* [What you need to do]: Rewrite the rows below, swapping every "x-axis-category-label" for "x-axis-category-text" and keeping everything else the same.

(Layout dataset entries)
::::::::::

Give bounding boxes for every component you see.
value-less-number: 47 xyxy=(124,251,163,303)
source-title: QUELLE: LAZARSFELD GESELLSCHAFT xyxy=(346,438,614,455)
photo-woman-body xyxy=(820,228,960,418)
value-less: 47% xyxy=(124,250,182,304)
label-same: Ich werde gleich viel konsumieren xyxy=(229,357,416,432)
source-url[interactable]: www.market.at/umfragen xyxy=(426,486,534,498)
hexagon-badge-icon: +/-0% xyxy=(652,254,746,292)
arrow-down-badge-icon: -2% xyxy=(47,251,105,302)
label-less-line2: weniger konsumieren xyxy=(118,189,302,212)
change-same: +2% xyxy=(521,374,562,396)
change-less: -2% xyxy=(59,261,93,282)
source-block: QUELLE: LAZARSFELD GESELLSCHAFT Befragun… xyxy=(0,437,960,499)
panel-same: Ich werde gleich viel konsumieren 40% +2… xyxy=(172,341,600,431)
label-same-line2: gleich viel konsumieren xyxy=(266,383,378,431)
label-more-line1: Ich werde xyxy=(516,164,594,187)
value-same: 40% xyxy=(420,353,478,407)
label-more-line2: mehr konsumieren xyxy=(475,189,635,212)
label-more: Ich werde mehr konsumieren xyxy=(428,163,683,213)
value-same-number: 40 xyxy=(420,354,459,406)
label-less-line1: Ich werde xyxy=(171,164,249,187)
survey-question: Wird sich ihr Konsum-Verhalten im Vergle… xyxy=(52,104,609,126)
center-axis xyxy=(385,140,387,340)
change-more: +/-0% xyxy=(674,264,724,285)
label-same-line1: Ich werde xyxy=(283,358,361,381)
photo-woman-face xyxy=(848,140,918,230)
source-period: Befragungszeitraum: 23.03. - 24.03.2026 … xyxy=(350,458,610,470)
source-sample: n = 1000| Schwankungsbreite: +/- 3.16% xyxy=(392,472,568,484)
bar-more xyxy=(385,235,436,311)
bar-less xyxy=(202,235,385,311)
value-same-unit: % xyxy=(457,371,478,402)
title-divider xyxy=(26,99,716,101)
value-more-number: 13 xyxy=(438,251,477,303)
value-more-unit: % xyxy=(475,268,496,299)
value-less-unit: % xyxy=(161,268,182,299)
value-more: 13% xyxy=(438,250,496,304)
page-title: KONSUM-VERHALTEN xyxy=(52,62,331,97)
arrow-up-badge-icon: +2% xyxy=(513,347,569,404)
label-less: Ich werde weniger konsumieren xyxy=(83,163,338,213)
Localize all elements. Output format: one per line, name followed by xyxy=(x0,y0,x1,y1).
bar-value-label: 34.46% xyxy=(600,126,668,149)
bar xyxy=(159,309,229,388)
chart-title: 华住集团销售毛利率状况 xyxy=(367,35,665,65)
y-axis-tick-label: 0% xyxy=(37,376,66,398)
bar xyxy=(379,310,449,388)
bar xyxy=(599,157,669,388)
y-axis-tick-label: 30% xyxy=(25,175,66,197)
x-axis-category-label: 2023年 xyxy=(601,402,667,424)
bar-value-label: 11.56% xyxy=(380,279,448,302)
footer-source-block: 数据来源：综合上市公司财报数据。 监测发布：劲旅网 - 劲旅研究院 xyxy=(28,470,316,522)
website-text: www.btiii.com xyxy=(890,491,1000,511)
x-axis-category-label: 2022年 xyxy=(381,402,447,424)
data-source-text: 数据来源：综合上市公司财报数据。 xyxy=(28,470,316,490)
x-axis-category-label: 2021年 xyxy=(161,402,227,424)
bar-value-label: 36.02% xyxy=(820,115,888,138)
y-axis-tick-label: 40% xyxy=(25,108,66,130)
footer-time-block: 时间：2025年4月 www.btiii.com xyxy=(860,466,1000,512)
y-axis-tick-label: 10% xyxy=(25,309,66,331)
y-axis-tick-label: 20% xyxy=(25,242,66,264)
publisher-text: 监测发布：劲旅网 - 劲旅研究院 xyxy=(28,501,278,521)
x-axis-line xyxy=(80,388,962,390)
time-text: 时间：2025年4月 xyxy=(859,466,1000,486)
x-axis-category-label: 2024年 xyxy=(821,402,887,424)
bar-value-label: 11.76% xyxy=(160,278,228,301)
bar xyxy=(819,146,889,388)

::::::::::

* [Reply]:
Give bounding boxes for every component you see.
value-less-number: 47 xyxy=(124,251,163,303)
source-title: QUELLE: LAZARSFELD GESELLSCHAFT xyxy=(346,438,614,455)
photo-woman-body xyxy=(820,228,960,418)
value-less: 47% xyxy=(124,250,182,304)
label-same: Ich werde gleich viel konsumieren xyxy=(229,357,416,432)
source-url[interactable]: www.market.at/umfragen xyxy=(426,486,534,498)
hexagon-badge-icon: +/-0% xyxy=(652,254,746,292)
arrow-down-badge-icon: -2% xyxy=(47,251,105,302)
label-less-line2: weniger konsumieren xyxy=(118,189,302,212)
change-same: +2% xyxy=(521,374,562,396)
change-less: -2% xyxy=(59,261,93,282)
source-block: QUELLE: LAZARSFELD GESELLSCHAFT Befragun… xyxy=(0,437,960,499)
panel-same: Ich werde gleich viel konsumieren 40% +2… xyxy=(172,341,600,431)
label-same-line2: gleich viel konsumieren xyxy=(266,383,378,431)
label-more-line1: Ich werde xyxy=(516,164,594,187)
value-same: 40% xyxy=(420,353,478,407)
label-more-line2: mehr konsumieren xyxy=(475,189,635,212)
label-more: Ich werde mehr konsumieren xyxy=(428,163,683,213)
value-same-number: 40 xyxy=(420,354,459,406)
label-less-line1: Ich werde xyxy=(171,164,249,187)
survey-question: Wird sich ihr Konsum-Verhalten im Vergle… xyxy=(52,104,609,126)
center-axis xyxy=(385,140,387,340)
change-more: +/-0% xyxy=(674,264,724,285)
label-same-line1: Ich werde xyxy=(283,358,361,381)
photo-woman-face xyxy=(848,140,918,230)
source-period: Befragungszeitraum: 23.03. - 24.03.2026 … xyxy=(350,458,610,470)
source-sample: n = 1000| Schwankungsbreite: +/- 3.16% xyxy=(392,472,568,484)
bar-more xyxy=(385,235,436,311)
bar-less xyxy=(202,235,385,311)
value-same-unit: % xyxy=(457,371,478,402)
title-divider xyxy=(26,99,716,101)
value-more-number: 13 xyxy=(438,251,477,303)
value-more-unit: % xyxy=(475,268,496,299)
value-less-unit: % xyxy=(161,268,182,299)
value-more: 13% xyxy=(438,250,496,304)
page-title: KONSUM-VERHALTEN xyxy=(52,62,331,97)
arrow-up-badge-icon: +2% xyxy=(513,347,569,404)
label-less: Ich werde weniger konsumieren xyxy=(83,163,338,213)
Localize all elements. Output format: one per line, name followed by xyxy=(x0,y0,x1,y1).
bar-value-label: 34.46% xyxy=(600,126,668,149)
bar xyxy=(159,309,229,388)
chart-title: 华住集团销售毛利率状况 xyxy=(367,35,665,65)
y-axis-tick-label: 0% xyxy=(37,376,66,398)
bar xyxy=(379,310,449,388)
bar xyxy=(599,157,669,388)
y-axis-tick-label: 30% xyxy=(25,175,66,197)
x-axis-category-text: 2023年 xyxy=(601,402,667,424)
bar-value-label: 11.56% xyxy=(380,279,448,302)
footer-source-block: 数据来源：综合上市公司财报数据。 监测发布：劲旅网 - 劲旅研究院 xyxy=(28,470,316,522)
website-text: www.btiii.com xyxy=(890,491,1000,511)
x-axis-category-text: 2022年 xyxy=(381,402,447,424)
data-source-text: 数据来源：综合上市公司财报数据。 xyxy=(28,470,316,490)
x-axis-category-text: 2021年 xyxy=(161,402,227,424)
bar-value-label: 36.02% xyxy=(820,115,888,138)
y-axis-tick-label: 40% xyxy=(25,108,66,130)
footer-time-block: 时间：2025年4月 www.btiii.com xyxy=(860,466,1000,512)
y-axis-tick-label: 10% xyxy=(25,309,66,331)
y-axis-tick-label: 20% xyxy=(25,242,66,264)
publisher-text: 监测发布：劲旅网 - 劲旅研究院 xyxy=(28,501,278,521)
x-axis-line xyxy=(80,388,962,390)
time-text: 时间：2025年4月 xyxy=(859,466,1000,486)
x-axis-category-text: 2024年 xyxy=(821,402,887,424)
bar-value-label: 11.76% xyxy=(160,278,228,301)
bar xyxy=(819,146,889,388)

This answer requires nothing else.